## WHAT IS ASKED
Copy out the records precisely, omitting pictures.

══ DATASET RECORDS ══

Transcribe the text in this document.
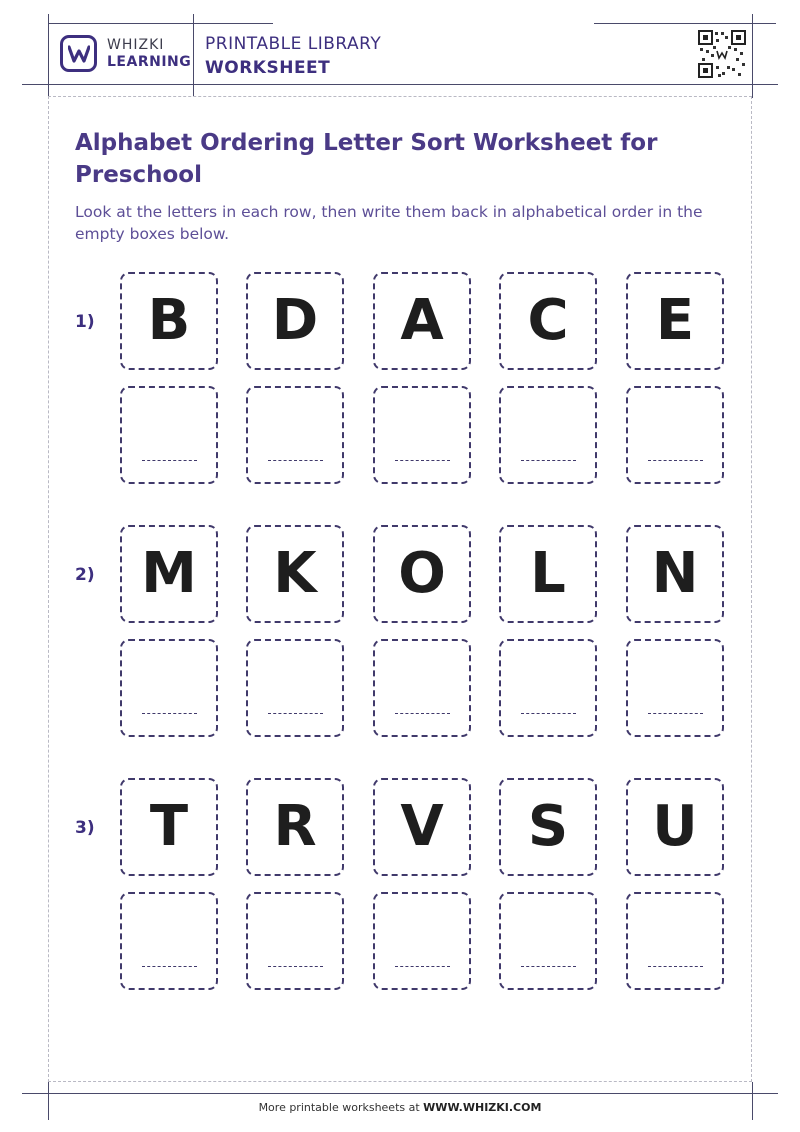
WHIZKI
LEARNING
PRINTABLE LIBRARY
WORKSHEET
Alphabet Ordering Letter Sort Worksheet for Preschool

Look at the letters in each row, then write them back in alphabetical order in the empty boxes below.

1) B D A C E
2) M K O L N
3) T R V S U
More printable worksheets at WWW.WHIZKI.COM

═══

## SOLUTION TO THIS EXERCISE
Transcribe the text in this document.
WHIZKI
LEARNING
PRINTABLE LIBRARY
WORKSHEET
Alphabet Ordering Letter Sort Worksheet for Preschool

Look at the letters in each row, then write them back in alphabetical order in the empty boxes below.

1) B D A C E
2) M K O L N
3) T R V S U
More printable worksheets at WWW.WHIZKI.COM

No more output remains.